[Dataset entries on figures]
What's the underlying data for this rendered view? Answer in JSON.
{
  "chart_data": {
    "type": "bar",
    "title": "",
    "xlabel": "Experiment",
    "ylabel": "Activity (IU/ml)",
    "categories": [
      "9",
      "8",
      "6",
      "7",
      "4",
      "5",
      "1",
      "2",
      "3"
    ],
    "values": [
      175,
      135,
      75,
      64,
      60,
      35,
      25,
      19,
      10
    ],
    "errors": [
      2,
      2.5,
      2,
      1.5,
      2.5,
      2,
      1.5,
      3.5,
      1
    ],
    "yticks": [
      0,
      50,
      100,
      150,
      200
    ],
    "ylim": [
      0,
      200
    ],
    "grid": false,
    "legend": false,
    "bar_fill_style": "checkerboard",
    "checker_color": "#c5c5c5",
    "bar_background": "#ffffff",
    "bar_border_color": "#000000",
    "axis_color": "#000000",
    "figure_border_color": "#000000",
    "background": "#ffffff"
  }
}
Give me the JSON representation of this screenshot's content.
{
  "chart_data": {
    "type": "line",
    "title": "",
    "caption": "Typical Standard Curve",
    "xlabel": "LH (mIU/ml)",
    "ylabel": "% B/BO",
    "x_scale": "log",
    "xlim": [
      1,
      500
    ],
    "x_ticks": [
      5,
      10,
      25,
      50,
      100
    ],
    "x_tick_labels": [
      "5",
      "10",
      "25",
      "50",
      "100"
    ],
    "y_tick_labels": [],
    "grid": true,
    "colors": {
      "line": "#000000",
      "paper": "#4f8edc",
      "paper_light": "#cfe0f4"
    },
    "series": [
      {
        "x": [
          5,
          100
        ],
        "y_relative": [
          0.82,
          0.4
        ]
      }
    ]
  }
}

Your goal :: Each record above should be repeated exactly as it appears.

The solution ::
What's the underlying data for this rendered view? Answer in JSON.
{
  "chart_data": {
    "type": "bar",
    "title": "",
    "xlabel": "Experiment",
    "ylabel": "Activity (IU/ml)",
    "categories": [
      "9",
      "8",
      "6",
      "7",
      "4",
      "5",
      "1",
      "2",
      "3"
    ],
    "values": [
      175,
      135,
      75,
      64,
      60,
      35,
      25,
      19,
      10
    ],
    "errors": [
      2,
      2.5,
      2,
      1.5,
      2.5,
      2,
      1.5,
      3.5,
      1
    ],
    "yticks": [
      0,
      50,
      100,
      150,
      200
    ],
    "ylim": [
      0,
      200
    ],
    "grid": false,
    "legend": false,
    "bar_fill_style": "checkerboard",
    "checker_color": "#c5c5c5",
    "bar_background": "#ffffff",
    "bar_border_color": "#000000",
    "axis_color": "#000000",
    "figure_border_color": "#000000",
    "background": "#ffffff"
  }
}
Give me the JSON representation of this screenshot's content.
{
  "chart_data": {
    "type": "line",
    "title": "",
    "caption": "Typical Standard Curve",
    "xlabel": "LH (mIU/ml)",
    "ylabel": "% B/BO",
    "x_scale": "log",
    "xlim": [
      1,
      500
    ],
    "x_ticks": [
      5,
      10,
      25,
      50,
      100
    ],
    "x_tick_labels": [
      "5",
      "10",
      "25",
      "50",
      "100"
    ],
    "y_tick_labels": [],
    "grid": true,
    "colors": {
      "line": "#000000",
      "paper": "#4f8edc",
      "paper_light": "#cfe0f4"
    },
    "series": [
      {
        "x": [
          5,
          100
        ],
        "y_relative": [
          0.82,
          0.4
        ]
      }
    ]
  }
}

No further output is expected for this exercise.